#### WRITTEN INSTRUCTION
Read the records below. Copy each line where the string "value" occurs.

#### DATA PROVIDED
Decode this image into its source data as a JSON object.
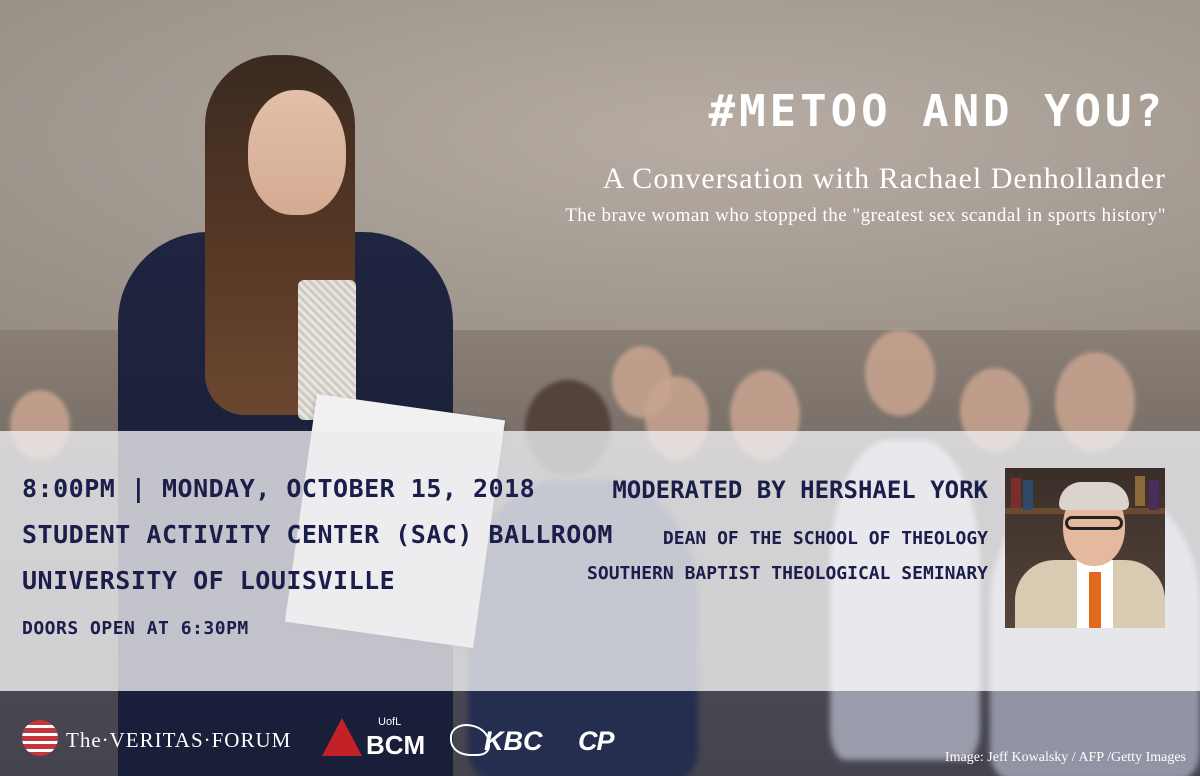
{
  "title": "#METOO AND YOU?",
  "subtitle": "A Conversation with Rachael Denhollander",
  "tagline": "The brave woman who stopped the \"greatest sex scandal in sports history\"",
  "event": {
    "datetime": "8:00PM | MONDAY, OCTOBER 15, 2018",
    "venue": "STUDENT ACTIVITY CENTER (SAC) BALLROOM",
    "institution": "UNIVERSITY OF LOUISVILLE",
    "doors": "DOORS OPEN AT 6:30PM"
  },
  "moderator": {
    "heading": "MODERATED BY HERSHAEL YORK",
    "role": "DEAN OF THE SCHOOL OF THEOLOGY",
    "organization": "SOUTHERN BAPTIST THEOLOGICAL SEMINARY"
  },
  "sponsors": {
    "veritas": "The·VERITAS·FORUM",
    "bcm_small": "UofL",
    "bcm": "BCM",
    "kbc": "KBC",
    "cp": "CP"
  },
  "credit": "Image: Jeff Kowalsky / AFP /Getty Images",
  "colors": {
    "navy_text": "#1b1d4a",
    "band": "#ececf0",
    "brand_red": "#c32127",
    "white": "#ffffff"
  }
}
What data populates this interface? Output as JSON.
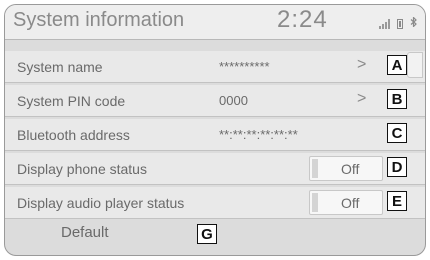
{
  "header": {
    "title": "System information",
    "clock": "2:24",
    "icons": [
      "signal-icon",
      "battery-icon",
      "bluetooth-icon"
    ]
  },
  "rows": [
    {
      "label": "System name",
      "value": "**********",
      "tag": "A"
    },
    {
      "label": "System PIN code",
      "value": "0000",
      "tag": "B"
    },
    {
      "label": "Bluetooth address",
      "value": "**:**:**:**:**:**",
      "tag": "C"
    },
    {
      "label": "Display phone status",
      "value": "Off",
      "tag": "D"
    },
    {
      "label": "Display audio player status",
      "value": "Off",
      "tag": "E"
    }
  ],
  "chevron": ">",
  "bluetooth_glyph": "ʙ",
  "default_button": {
    "label": "Default",
    "tag": "G"
  }
}
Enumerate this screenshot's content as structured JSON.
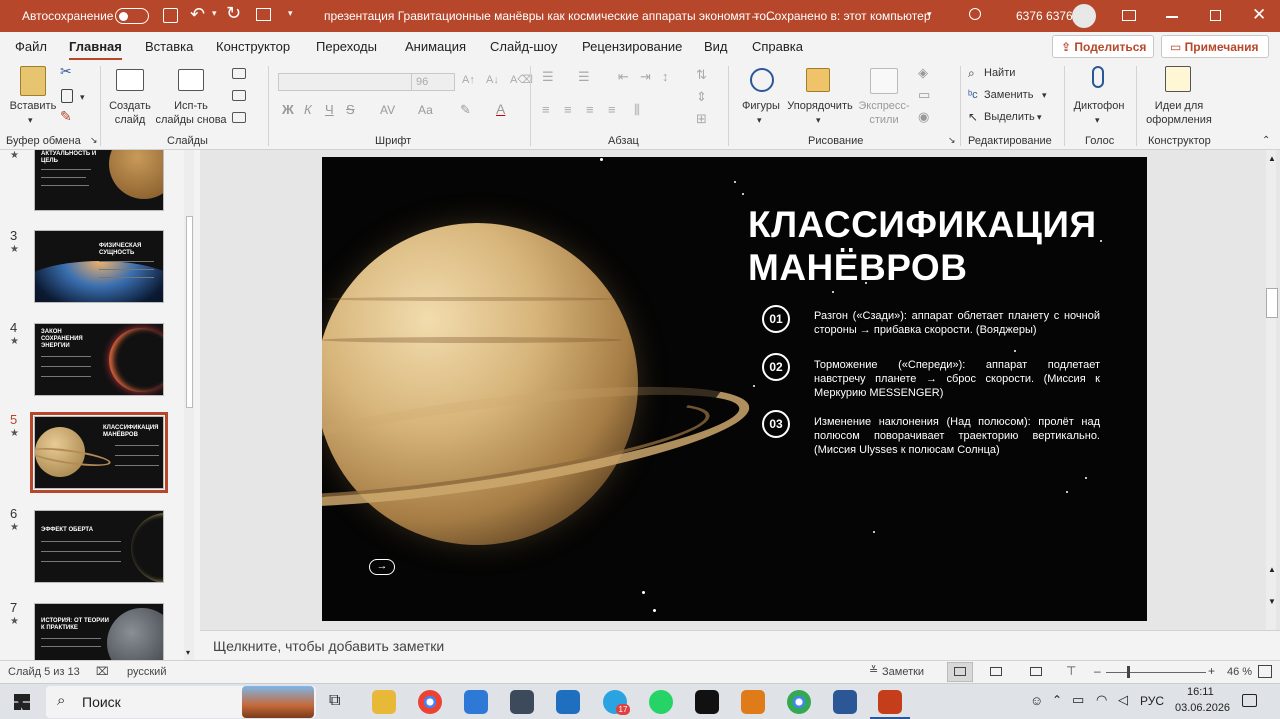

#### TASK ANSWER
      "value": "**********",
      "value": "0000",
      "value": "**:**:**:**:**:**",
      "value": "Off",
      "value": "Off",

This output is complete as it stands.